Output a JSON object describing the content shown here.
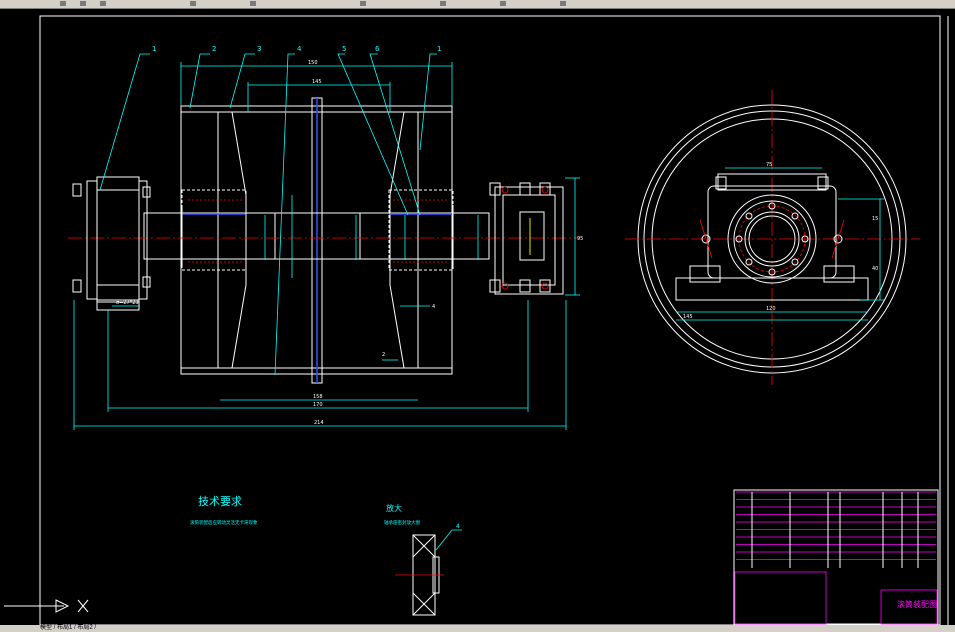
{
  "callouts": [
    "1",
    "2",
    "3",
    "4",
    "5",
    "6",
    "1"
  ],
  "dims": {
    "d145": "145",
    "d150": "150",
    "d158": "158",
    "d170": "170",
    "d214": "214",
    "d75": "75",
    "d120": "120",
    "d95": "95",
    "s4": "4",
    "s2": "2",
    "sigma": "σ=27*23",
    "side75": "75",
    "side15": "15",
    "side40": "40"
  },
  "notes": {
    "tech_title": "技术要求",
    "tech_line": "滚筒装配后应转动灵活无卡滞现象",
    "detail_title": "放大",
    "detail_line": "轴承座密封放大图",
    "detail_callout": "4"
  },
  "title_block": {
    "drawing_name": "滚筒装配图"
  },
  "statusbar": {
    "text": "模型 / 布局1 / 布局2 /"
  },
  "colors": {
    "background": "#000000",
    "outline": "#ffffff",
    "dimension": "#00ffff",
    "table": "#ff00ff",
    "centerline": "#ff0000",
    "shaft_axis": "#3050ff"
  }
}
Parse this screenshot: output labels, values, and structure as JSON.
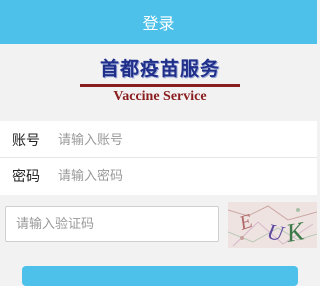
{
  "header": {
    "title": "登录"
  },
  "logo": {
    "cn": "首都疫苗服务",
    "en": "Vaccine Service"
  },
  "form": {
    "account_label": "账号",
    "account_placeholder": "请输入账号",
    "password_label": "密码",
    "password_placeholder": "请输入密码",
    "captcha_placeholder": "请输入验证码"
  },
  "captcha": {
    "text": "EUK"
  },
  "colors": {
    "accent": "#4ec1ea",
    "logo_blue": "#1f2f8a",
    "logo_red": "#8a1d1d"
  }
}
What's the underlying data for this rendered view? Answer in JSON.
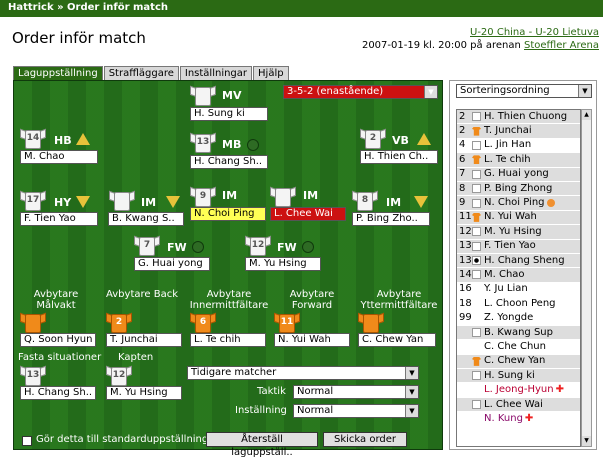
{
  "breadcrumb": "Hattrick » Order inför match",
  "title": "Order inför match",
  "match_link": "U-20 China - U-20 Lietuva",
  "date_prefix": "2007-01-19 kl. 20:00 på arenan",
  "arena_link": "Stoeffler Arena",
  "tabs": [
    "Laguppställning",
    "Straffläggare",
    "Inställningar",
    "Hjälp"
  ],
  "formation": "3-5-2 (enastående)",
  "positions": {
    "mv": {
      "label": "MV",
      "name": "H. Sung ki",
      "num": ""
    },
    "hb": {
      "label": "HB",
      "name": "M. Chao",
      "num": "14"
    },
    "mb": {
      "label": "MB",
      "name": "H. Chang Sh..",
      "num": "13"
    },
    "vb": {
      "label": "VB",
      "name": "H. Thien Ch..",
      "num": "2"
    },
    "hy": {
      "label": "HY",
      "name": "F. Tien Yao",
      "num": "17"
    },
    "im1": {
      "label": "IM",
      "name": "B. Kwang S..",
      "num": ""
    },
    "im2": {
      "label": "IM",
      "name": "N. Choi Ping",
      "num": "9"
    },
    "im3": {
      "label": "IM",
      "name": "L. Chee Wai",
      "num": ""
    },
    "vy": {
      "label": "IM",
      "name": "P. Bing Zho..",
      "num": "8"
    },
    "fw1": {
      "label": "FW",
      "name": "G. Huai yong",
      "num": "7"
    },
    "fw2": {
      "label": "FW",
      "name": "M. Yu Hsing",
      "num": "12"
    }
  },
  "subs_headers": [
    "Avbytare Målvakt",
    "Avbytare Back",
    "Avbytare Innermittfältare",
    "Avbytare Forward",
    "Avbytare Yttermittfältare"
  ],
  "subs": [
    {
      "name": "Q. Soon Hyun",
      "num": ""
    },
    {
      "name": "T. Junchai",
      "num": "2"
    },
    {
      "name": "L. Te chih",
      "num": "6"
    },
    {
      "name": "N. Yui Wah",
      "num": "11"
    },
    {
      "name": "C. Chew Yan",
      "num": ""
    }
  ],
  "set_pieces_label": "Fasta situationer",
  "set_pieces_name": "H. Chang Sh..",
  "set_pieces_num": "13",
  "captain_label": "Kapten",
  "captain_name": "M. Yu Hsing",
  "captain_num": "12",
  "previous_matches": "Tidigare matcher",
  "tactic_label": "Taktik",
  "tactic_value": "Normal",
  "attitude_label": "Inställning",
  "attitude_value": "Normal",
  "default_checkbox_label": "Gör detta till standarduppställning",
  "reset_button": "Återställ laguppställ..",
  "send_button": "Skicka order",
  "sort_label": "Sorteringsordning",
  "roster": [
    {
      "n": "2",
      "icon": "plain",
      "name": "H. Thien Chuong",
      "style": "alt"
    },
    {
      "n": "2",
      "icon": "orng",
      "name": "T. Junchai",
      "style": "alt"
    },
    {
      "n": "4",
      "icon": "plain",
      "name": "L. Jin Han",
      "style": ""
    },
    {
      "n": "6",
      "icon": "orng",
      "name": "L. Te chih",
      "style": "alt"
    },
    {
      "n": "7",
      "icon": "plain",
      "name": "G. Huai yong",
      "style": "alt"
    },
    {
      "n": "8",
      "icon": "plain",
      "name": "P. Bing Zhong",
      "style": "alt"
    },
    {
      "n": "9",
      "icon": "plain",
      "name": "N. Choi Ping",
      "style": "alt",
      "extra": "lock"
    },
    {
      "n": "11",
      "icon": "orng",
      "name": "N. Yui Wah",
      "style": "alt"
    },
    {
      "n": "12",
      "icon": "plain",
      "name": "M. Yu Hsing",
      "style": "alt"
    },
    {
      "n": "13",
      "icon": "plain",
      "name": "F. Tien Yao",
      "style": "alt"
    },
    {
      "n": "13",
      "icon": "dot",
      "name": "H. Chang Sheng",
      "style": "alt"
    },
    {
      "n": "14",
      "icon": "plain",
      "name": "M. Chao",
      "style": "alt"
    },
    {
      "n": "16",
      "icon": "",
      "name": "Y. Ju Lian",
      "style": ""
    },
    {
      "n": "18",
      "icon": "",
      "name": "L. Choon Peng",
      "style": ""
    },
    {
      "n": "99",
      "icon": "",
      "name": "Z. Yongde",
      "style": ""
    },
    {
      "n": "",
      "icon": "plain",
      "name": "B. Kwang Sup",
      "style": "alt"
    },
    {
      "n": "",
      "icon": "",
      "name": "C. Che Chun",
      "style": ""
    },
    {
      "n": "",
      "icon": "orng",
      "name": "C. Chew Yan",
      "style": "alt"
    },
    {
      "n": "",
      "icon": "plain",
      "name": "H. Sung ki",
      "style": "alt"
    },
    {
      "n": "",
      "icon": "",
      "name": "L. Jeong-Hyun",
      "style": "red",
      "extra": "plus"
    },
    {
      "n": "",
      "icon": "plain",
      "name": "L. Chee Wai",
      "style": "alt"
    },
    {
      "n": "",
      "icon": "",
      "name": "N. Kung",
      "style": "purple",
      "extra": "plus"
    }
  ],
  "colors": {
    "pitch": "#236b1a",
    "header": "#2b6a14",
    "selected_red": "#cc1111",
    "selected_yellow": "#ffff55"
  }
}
---
◆ TASK DESCRIPTION
Your task is to transcribe all of the records precisely, with no images included.

◆ SOLVED PROBLEM
Output a JSON object describing the content shown here.
{
  "callouts": [
    "1",
    "2",
    "3",
    "4",
    "5",
    "6",
    "1"
  ],
  "dims": {
    "d145": "145",
    "d150": "150",
    "d158": "158",
    "d170": "170",
    "d214": "214",
    "d75": "75",
    "d120": "120",
    "d95": "95",
    "s4": "4",
    "s2": "2",
    "sigma": "σ=27*23",
    "side75": "75",
    "side15": "15",
    "side40": "40"
  },
  "notes": {
    "tech_title": "技术要求",
    "tech_line": "滚筒装配后应转动灵活无卡滞现象",
    "detail_title": "放大",
    "detail_line": "轴承座密封放大图",
    "detail_callout": "4"
  },
  "title_block": {
    "drawing_name": "滚筒装配图"
  },
  "statusbar": {
    "text": "模型 / 布局1 / 布局2 /"
  },
  "colors": {
    "background": "#000000",
    "outline": "#ffffff",
    "dimension": "#00ffff",
    "table": "#ff00ff",
    "centerline": "#ff0000",
    "shaft_axis": "#3050ff"
  }
}
Parse this screenshot: output labels, values, and structure as JSON.
{
  "header": {
    "title": "登录"
  },
  "logo": {
    "cn": "首都疫苗服务",
    "en": "Vaccine Service"
  },
  "form": {
    "account_label": "账号",
    "account_placeholder": "请输入账号",
    "password_label": "密码",
    "password_placeholder": "请输入密码",
    "captcha_placeholder": "请输入验证码"
  },
  "captcha": {
    "text": "EUK"
  },
  "colors": {
    "accent": "#4ec1ea",
    "logo_blue": "#1f2f8a",
    "logo_red": "#8a1d1d"
  }
}
What's the underlying data for this rendered view? Answer in JSON.
{
  "breadcrumb": "Hattrick » Order inför match",
  "title": "Order inför match",
  "match_link": "U-20 China - U-20 Lietuva",
  "date_prefix": "2007-01-19 kl. 20:00 på arenan",
  "arena_link": "Stoeffler Arena",
  "tabs": [
    "Laguppställning",
    "Straffläggare",
    "Inställningar",
    "Hjälp"
  ],
  "formation": "3-5-2 (enastående)",
  "positions": {
    "mv": {
      "label": "MV",
      "name": "H. Sung ki",
      "num": ""
    },
    "hb": {
      "label": "HB",
      "name": "M. Chao",
      "num": "14"
    },
    "mb": {
      "label": "MB",
      "name": "H. Chang Sh..",
      "num": "13"
    },
    "vb": {
      "label": "VB",
      "name": "H. Thien Ch..",
      "num": "2"
    },
    "hy": {
      "label": "HY",
      "name": "F. Tien Yao",
      "num": "17"
    },
    "im1": {
      "label": "IM",
      "name": "B. Kwang S..",
      "num": ""
    },
    "im2": {
      "label": "IM",
      "name": "N. Choi Ping",
      "num": "9"
    },
    "im3": {
      "label": "IM",
      "name": "L. Chee Wai",
      "num": ""
    },
    "vy": {
      "label": "IM",
      "name": "P. Bing Zho..",
      "num": "8"
    },
    "fw1": {
      "label": "FW",
      "name": "G. Huai yong",
      "num": "7"
    },
    "fw2": {
      "label": "FW",
      "name": "M. Yu Hsing",
      "num": "12"
    }
  },
  "subs_headers": [
    "Avbytare Målvakt",
    "Avbytare Back",
    "Avbytare Innermittfältare",
    "Avbytare Forward",
    "Avbytare Yttermittfältare"
  ],
  "subs": [
    {
      "name": "Q. Soon Hyun",
      "num": ""
    },
    {
      "name": "T. Junchai",
      "num": "2"
    },
    {
      "name": "L. Te chih",
      "num": "6"
    },
    {
      "name": "N. Yui Wah",
      "num": "11"
    },
    {
      "name": "C. Chew Yan",
      "num": ""
    }
  ],
  "set_pieces_label": "Fasta situationer",
  "set_pieces_name": "H. Chang Sh..",
  "set_pieces_num": "13",
  "captain_label": "Kapten",
  "captain_name": "M. Yu Hsing",
  "captain_num": "12",
  "previous_matches": "Tidigare matcher",
  "tactic_label": "Taktik",
  "tactic_value": "Normal",
  "attitude_label": "Inställning",
  "attitude_value": "Normal",
  "default_checkbox_label": "Gör detta till standarduppställning",
  "reset_button": "Återställ laguppställ..",
  "send_button": "Skicka order",
  "sort_label": "Sorteringsordning",
  "roster": [
    {
      "n": "2",
      "icon": "plain",
      "name": "H. Thien Chuong",
      "style": "alt"
    },
    {
      "n": "2",
      "icon": "orng",
      "name": "T. Junchai",
      "style": "alt"
    },
    {
      "n": "4",
      "icon": "plain",
      "name": "L. Jin Han",
      "style": ""
    },
    {
      "n": "6",
      "icon": "orng",
      "name": "L. Te chih",
      "style": "alt"
    },
    {
      "n": "7",
      "icon": "plain",
      "name": "G. Huai yong",
      "style": "alt"
    },
    {
      "n": "8",
      "icon": "plain",
      "name": "P. Bing Zhong",
      "style": "alt"
    },
    {
      "n": "9",
      "icon": "plain",
      "name": "N. Choi Ping",
      "style": "alt",
      "extra": "lock"
    },
    {
      "n": "11",
      "icon": "orng",
      "name": "N. Yui Wah",
      "style": "alt"
    },
    {
      "n": "12",
      "icon": "plain",
      "name": "M. Yu Hsing",
      "style": "alt"
    },
    {
      "n": "13",
      "icon": "plain",
      "name": "F. Tien Yao",
      "style": "alt"
    },
    {
      "n": "13",
      "icon": "dot",
      "name": "H. Chang Sheng",
      "style": "alt"
    },
    {
      "n": "14",
      "icon": "plain",
      "name": "M. Chao",
      "style": "alt"
    },
    {
      "n": "16",
      "icon": "",
      "name": "Y. Ju Lian",
      "style": ""
    },
    {
      "n": "18",
      "icon": "",
      "name": "L. Choon Peng",
      "style": ""
    },
    {
      "n": "99",
      "icon": "",
      "name": "Z. Yongde",
      "style": ""
    },
    {
      "n": "",
      "icon": "plain",
      "name": "B. Kwang Sup",
      "style": "alt"
    },
    {
      "n": "",
      "icon": "",
      "name": "C. Che Chun",
      "style": ""
    },
    {
      "n": "",
      "icon": "orng",
      "name": "C. Chew Yan",
      "style": "alt"
    },
    {
      "n": "",
      "icon": "plain",
      "name": "H. Sung ki",
      "style": "alt"
    },
    {
      "n": "",
      "icon": "",
      "name": "L. Jeong-Hyun",
      "style": "red",
      "extra": "plus"
    },
    {
      "n": "",
      "icon": "plain",
      "name": "L. Chee Wai",
      "style": "alt"
    },
    {
      "n": "",
      "icon": "",
      "name": "N. Kung",
      "style": "purple",
      "extra": "plus"
    }
  ],
  "colors": {
    "pitch": "#236b1a",
    "header": "#2b6a14",
    "selected_red": "#cc1111",
    "selected_yellow": "#ffff55"
  }
}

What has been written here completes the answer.